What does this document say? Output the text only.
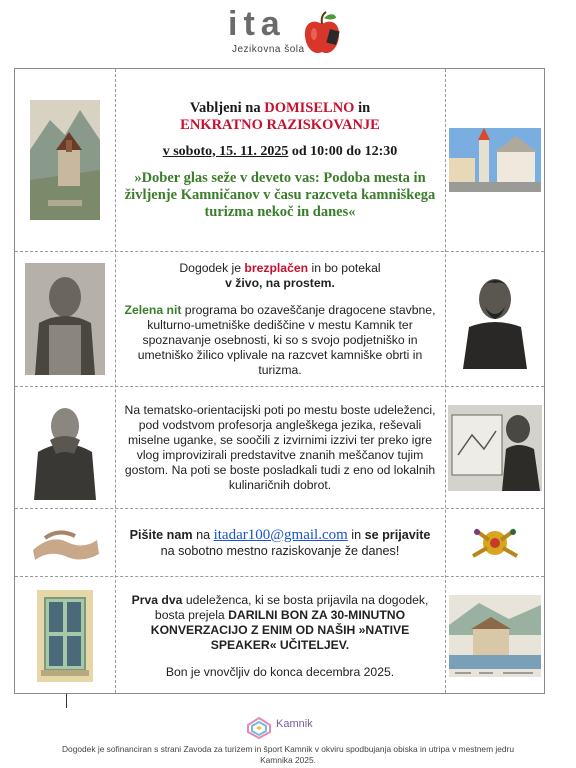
ita
Jezikovna šola

Vabljeni na DOMISELNO in

ENKRATNO RAZISKOVANJE

v soboto, 15. 11. 2025 od 10:00 do 12:30

»Dober glas seže v deveto vas: Podoba mesta in življenje Kamničanov v času razcveta kamniškega turizma nekoč in danes«

Dogodek je brezplačen in bo potekal

v živo, na prostem.

Zelena nit programa bo ozaveščanje dragocene stavbne, kulturno-umetniške dediščine v mestu Kamnik ter spoznavanje osebnosti, ki so s svojo podjetniško in umetniško žilico vplivale na razcvet kamniške obrti in turizma.

Na tematsko-orientacijski poti po mestu boste udeleženci, pod vodstvom profesorja angleškega jezika, reševali miselne uganke, se soočili z izvirnimi izzivi ter preko igre vlog improvizirali predstavitve znanih meščanov tujim gostom. Na poti se boste posladkali tudi z eno od lokalnih kulinaričnih dobrot.

Pišite nam na itadar100@gmail.com in se prijavite na sobotno mestno raziskovanje že danes!

Prva dva udeleženca, ki se bosta prijavila na dogodek, bosta prejela DARILNI BON ZA 30-MINUTNO KONVERZACIJO Z ENIM OD NAŠIH »NATIVE SPEAKER« UČITELJEV.

Bon je vnovčljiv do konca decembra 2025.

Kamnik
Dogodek je sofinanciran s strani Zavoda za turizem in šport Kamnik v okviru spodbujanja obiska in utripa v mestnem jedru Kamnika 2025.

◆ ◆ ◆ ◆

*What is needed*. Show every line that contains the word "turizma".

*Task response*.
»Dober glas seže v deveto vas: Podoba mesta in življenje Kamničanov v času razcveta kamniškega turizma nekoč in danes«
Zelena nit programa bo ozaveščanje dragocene stavbne, kulturno-umetniške dediščine v mestu Kamnik ter spoznavanje osebnosti, ki so s svojo podjetniško in umetniško žilico vplivale na razcvet kamniške obrti in turizma.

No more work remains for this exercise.